** START OF RECORDS PROVIDED **

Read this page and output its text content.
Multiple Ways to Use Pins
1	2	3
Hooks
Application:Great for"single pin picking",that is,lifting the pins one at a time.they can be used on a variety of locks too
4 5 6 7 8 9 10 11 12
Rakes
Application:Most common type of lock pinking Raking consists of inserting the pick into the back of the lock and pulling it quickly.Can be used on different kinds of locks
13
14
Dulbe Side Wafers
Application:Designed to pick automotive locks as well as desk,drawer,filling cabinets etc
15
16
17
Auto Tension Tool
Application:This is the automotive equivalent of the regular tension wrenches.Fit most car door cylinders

** END OF RECORDS PROVIDED **

* _WHAT IS BEING ASKED_: All of the entries should be written out again exactly.

* _TASK RESPONSE_:
Read this page and output its text content.
Multiple Ways to Use Pins
1	2	3
Hooks
Application:Great for"single pin picking",that is,lifting the pins one at a time.they can be used on a variety of locks too
4 5 6 7 8 9 10 11 12
Rakes
Application:Most common type of lock pinking Raking consists of inserting the pick into the back of the lock and pulling it quickly.Can be used on different kinds of locks
13
14
Dulbe Side Wafers
Application:Designed to pick automotive locks as well as desk,drawer,filling cabinets etc
15
16
17
Auto Tension Tool
Application:This is the automotive equivalent of the regular tension wrenches.Fit most car door cylinders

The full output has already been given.